>> Start DATASET RECORDS
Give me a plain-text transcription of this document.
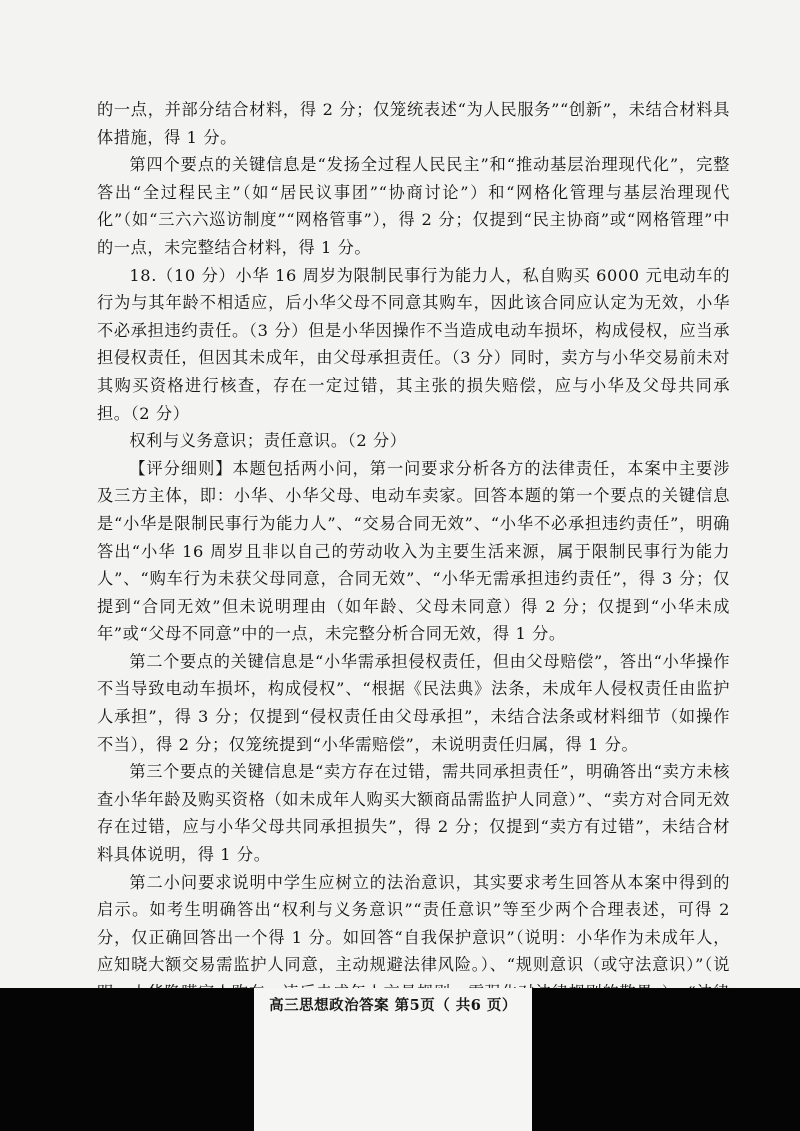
的一点，并部分结合材料，得 2 分；仅笼统表述“为人民服务”“创新”，未结合材料具体措施，得 1 分。

第四个要点的关键信息是“发扬全过程人民民主”和“推动基层治理现代化”，完整答出“全过程民主”（如“居民议事团”“协商讨论”）和“网格化管理与基层治理现代化”（如“三六六巡访制度”“网格管事”），得 2 分；仅提到“民主协商”或“网格管理”中的一点，未完整结合材料，得 1 分。

18.（10 分）小华 16 周岁为限制民事行为能力人，私自购买 6000 元电动车的行为与其年龄不相适应，后小华父母不同意其购车，因此该合同应认定为无效，小华不必承担违约责任。（3 分）但是小华因操作不当造成电动车损坏，构成侵权，应当承担侵权责任，但因其未成年，由父母承担责任。（3 分）同时，卖方与小华交易前未对其购买资格进行核查，存在一定过错，其主张的损失赔偿，应与小华及父母共同承担。（2 分）

权利与义务意识；责任意识。（2 分）

【评分细则】本题包括两小问，第一问要求分析各方的法律责任，本案中主要涉及三方主体，即：小华、小华父母、电动车卖家。回答本题的第一个要点的关键信息是“小华是限制民事行为能力人”、“交易合同无效”、“小华不必承担违约责任”，明确答出“小华 16 周岁且非以自己的劳动收入为主要生活来源，属于限制民事行为能力人”、“购车行为未获父母同意，合同无效”、“小华无需承担违约责任”，得 3 分；仅提到“合同无效”但未说明理由（如年龄、父母未同意）得 2 分；仅提到“小华未成年”或“父母不同意”中的一点，未完整分析合同无效，得 1 分。

第二个要点的关键信息是“小华需承担侵权责任，但由父母赔偿”，答出“小华操作不当导致电动车损坏，构成侵权”、“根据《民法典》法条，未成年人侵权责任由监护人承担”，得 3 分；仅提到“侵权责任由父母承担”，未结合法条或材料细节（如操作不当），得 2 分；仅笼统提到“小华需赔偿”，未说明责任归属，得 1 分。

第三个要点的关键信息是“卖方存在过错，需共同承担责任”，明确答出“卖方未核查小华年龄及购买资格（如未成年人购买大额商品需监护人同意）”、“卖方对合同无效存在过错，应与小华父母共同承担损失”，得 2 分；仅提到“卖方有过错”，未结合材料具体说明，得 1 分。

第二小问要求说明中学生应树立的法治意识，其实要求考生回答从本案中得到的启示。如考生明确答出“权利与义务意识”“责任意识”等至少两个合理表述，可得 2 分，仅正确回答出一个得 1 分。如回答“自我保护意识”（说明：小华作为未成年人，应知晓大额交易需监护人同意，主动规避法律风险。）、“规则意识（或守法意识）”（说

高三思想政治答案 第5页（ 共6 页）
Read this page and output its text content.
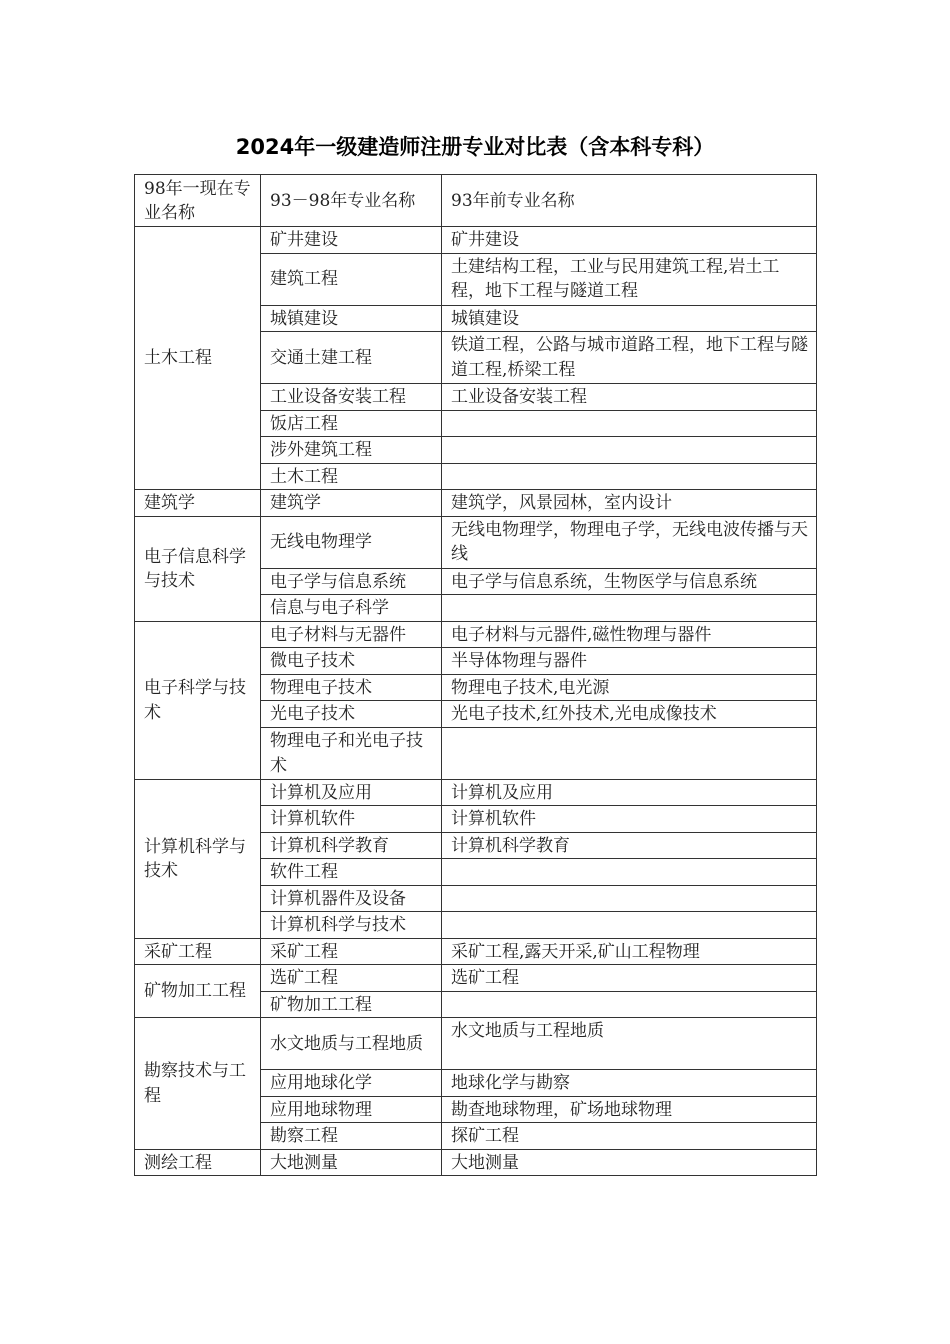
2024年一级建造师注册专业对比表（含本科专科）
98年一现在专业名称	93－98年专业名称	93年前专业名称
土木工程	矿井建设	矿井建设
	建筑工程	土建结构工程，工业与民用建筑工程,岩土工程，地下工程与隧道工程
	城镇建设	城镇建设
	交通土建工程	铁道工程，公路与城市道路工程，地下工程与隧道工程,桥梁工程
	工业设备安装工程	工业设备安装工程
	饭店工程	
	涉外建筑工程	
	土木工程	
建筑学	建筑学	建筑学，风景园林，室内设计
电子信息科学与技术	无线电物理学	无线电物理学，物理电子学，无线电波传播与天线
	电子学与信息系统	电子学与信息系统，生物医学与信息系统
	信息与电子科学	
电子科学与技术	电子材料与无器件	电子材料与元器件,磁性物理与器件
	微电子技术	半导体物理与器件
	物理电子技术	物理电子技术,电光源
	光电子技术	光电子技术,红外技术,光电成像技术
	物理电子和光电子技术	
计算机科学与技术	计算机及应用	计算机及应用
	计算机软件	计算机软件
	计算机科学教育	计算机科学教育
	软件工程	
	计算机器件及设备	
	计算机科学与技术	
采矿工程	采矿工程	采矿工程,露天开采,矿山工程物理
矿物加工工程	选矿工程	选矿工程
	矿物加工工程	
勘察技术与工程	水文地质与工程地质	水文地质与工程地质
	应用地球化学	地球化学与勘察
	应用地球物理	勘查地球物理，矿场地球物理
	勘察工程	探矿工程
测绘工程	大地测量	大地测量
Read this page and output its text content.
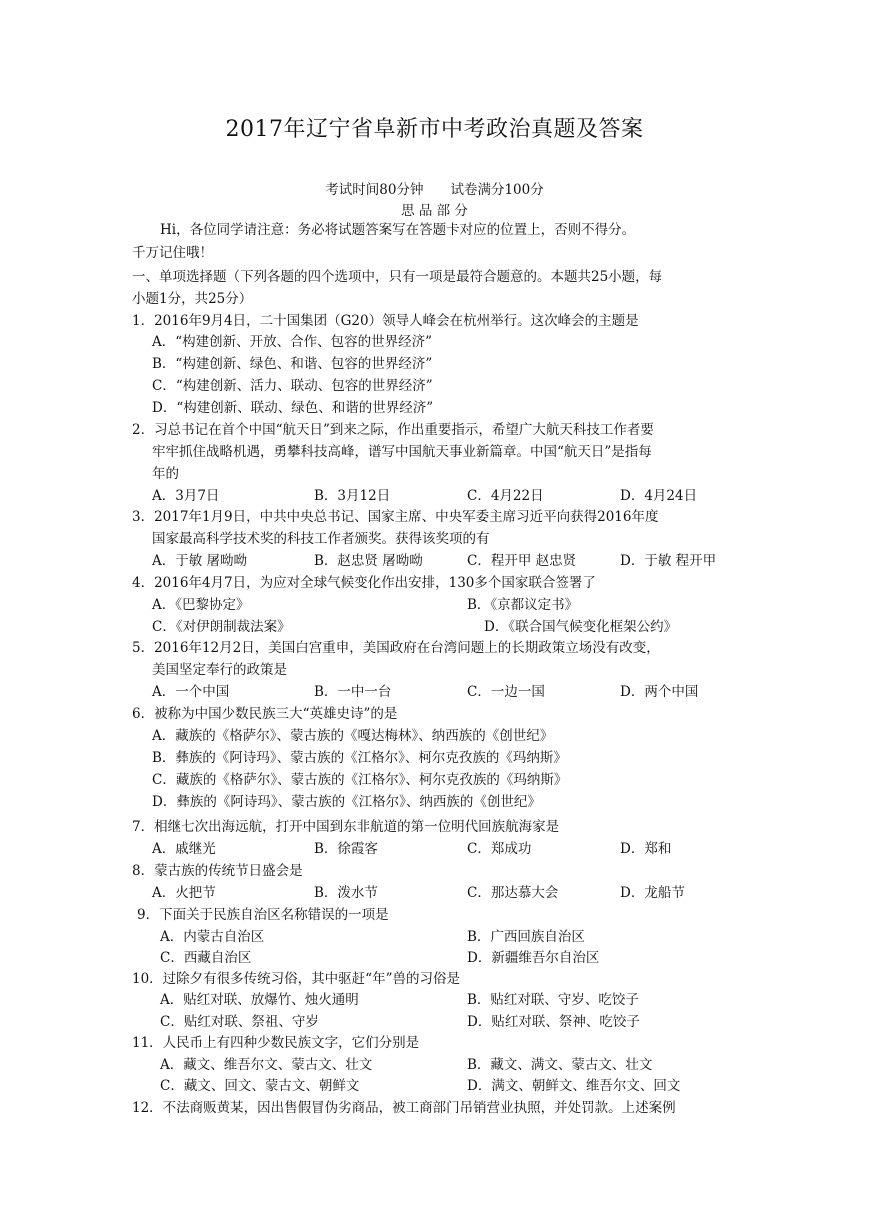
2017年辽宁省阜新市中考政治真题及答案
考试时间80分钟　　试卷满分100分
思 品 部 分
Hi，各位同学请注意：务必将试题答案写在答题卡对应的位置上，否则不得分。
千万记住哦！
一、单项选择题（下列各题的四个选项中，只有一项是最符合题意的。本题共25小题，每
小题1分，共25分）
1．2016年9月4日，二十国集团（G20）领导人峰会在杭州举行。这次峰会的主题是
A．“构建创新、开放、合作、包容的世界经济”
B．“构建创新、绿色、和谐、包容的世界经济”
C．“构建创新、活力、联动、包容的世界经济”
D．“构建创新、联动、绿色、和谐的世界经济”
2．习总书记在首个中国“航天日”到来之际，作出重要指示，希望广大航天科技工作者要
牢牢抓住战略机遇，勇攀科技高峰，谱写中国航天事业新篇章。中国“航天日”是指每
年的
A．3月7日	B．3月12日	C．4月22日	D．4月24日
3．2017年1月9日，中共中央总书记、国家主席、中央军委主席习近平向获得2016年度
国家最高科学技术奖的科技工作者颁奖。获得该奖项的有
A．于敏 屠呦呦	B．赵忠贤 屠呦呦	C．程开甲 赵忠贤	D．于敏 程开甲
4．2016年4月7日，为应对全球气候变化作出安排，130多个国家联合签署了
A．《巴黎协定》	B．《京都议定书》
C．《对伊朗制裁法案》	D．《联合国气候变化框架公约》
5．2016年12月2日，美国白宫重申，美国政府在台湾问题上的长期政策立场没有改变，
美国坚定奉行的政策是
A．一个中国	B．一中一台	C．一边一国	D．两个中国
6．被称为中国少数民族三大“英雄史诗”的是
A．藏族的《格萨尔》、蒙古族的《嘎达梅林》、纳西族的《创世纪》
B．彝族的《阿诗玛》、蒙古族的《江格尔》、柯尔克孜族的《玛纳斯》
C．藏族的《格萨尔》、蒙古族的《江格尔》、柯尔克孜族的《玛纳斯》
D．彝族的《阿诗玛》、蒙古族的《江格尔》、纳西族的《创世纪》
7．相继七次出海远航，打开中国到东非航道的第一位明代回族航海家是
A．戚继光	B．徐霞客	C．郑成功	D．郑和
8．蒙古族的传统节日盛会是
A．火把节	B．泼水节	C．那达慕大会	D．龙船节
9．下面关于民族自治区名称错误的一项是
A．内蒙古自治区	B．广西回族自治区
C．西藏自治区	D．新疆维吾尔自治区
10．过除夕有很多传统习俗，其中驱赶“年”兽的习俗是
A．贴红对联、放爆竹、烛火通明	B．贴红对联、守岁、吃饺子
C．贴红对联、祭祖、守岁	D．贴红对联、祭神、吃饺子
11．人民币上有四种少数民族文字，它们分别是
A．藏文、维吾尔文、蒙古文、壮文	B．藏文、满文、蒙古文、壮文
C．藏文、回文、蒙古文、朝鲜文	D．满文、朝鲜文、维吾尔文、回文
12．不法商贩黄某，因出售假冒伪劣商品，被工商部门吊销营业执照，并处罚款。上述案例
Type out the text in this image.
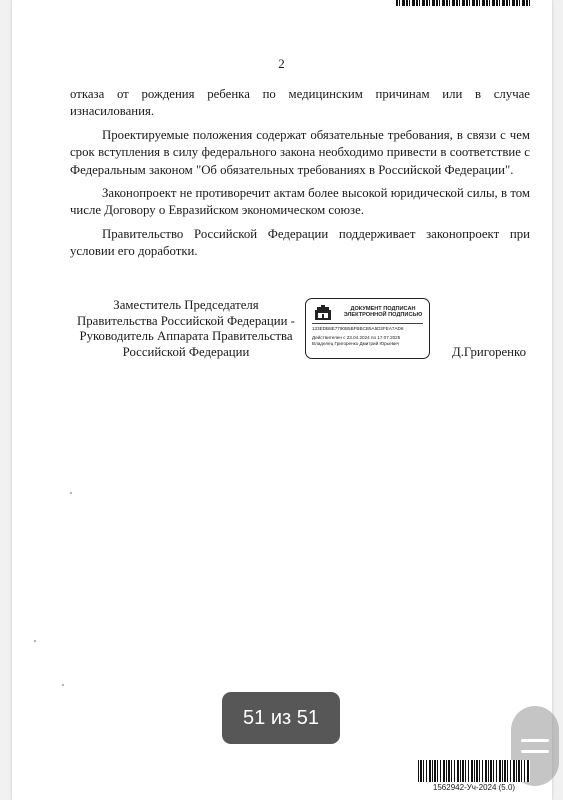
2

отказа от рождения ребенка по медицинским причинам или в случае изнасилования.

Проектируемые положения содержат обязательные требования, в связи с чем срок вступления в силу федерального закона необходимо привести в соответствие с Федеральным законом "Об обязательных требованиях в Российской Федерации".

Законопроект не противоречит актам более высокой юридической силы, в том числе Договору о Евразийском экономическом союзе.

Правительство Российской Федерации поддерживает законопроект при условии его доработки.

Заместитель Председателя
Правительства Российской Федерации -
Руководитель Аппарата Правительства
Российской Федерации
ДОКУМЕНТ ПОДПИСАН ЭЛЕКТРОННОЙ ПОДПИСЬЮ
133EDB8E7790B5BFBBCB5A5D2FEA7AD6
Действителен с 23.04.2024 по 17.07.2025
Владелец Григоренко Дмитрий Юрьевич
Д.Григоренко
51 из 51
1562942-Уч-2024 (5.0)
>> End DATASET RECORDS
• _WRITTEN TASK_
From the line containing "Type out the text in this image." down to the last line of the data, print every line exactly and nothing else. Pictures stay out of the copy.

• _OUTPUT OF THE EXERCISE_
Type out the text in this image.
2

отказа от рождения ребенка по медицинским причинам или в случае изнасилования.

Проектируемые положения содержат обязательные требования, в связи с чем срок вступления в силу федерального закона необходимо привести в соответствие с Федеральным законом "Об обязательных требованиях в Российской Федерации".

Законопроект не противоречит актам более высокой юридической силы, в том числе Договору о Евразийском экономическом союзе.

Правительство Российской Федерации поддерживает законопроект при условии его доработки.

Заместитель Председателя
Правительства Российской Федерации -
Руководитель Аппарата Правительства
Российской Федерации
ДОКУМЕНТ ПОДПИСАН ЭЛЕКТРОННОЙ ПОДПИСЬЮ
133EDB8E7790B5BFBBCB5A5D2FEA7AD6
Действителен с 23.04.2024 по 17.07.2025
Владелец Григоренко Дмитрий Юрьевич
Д.Григоренко
51 из 51
1562942-Уч-2024 (5.0)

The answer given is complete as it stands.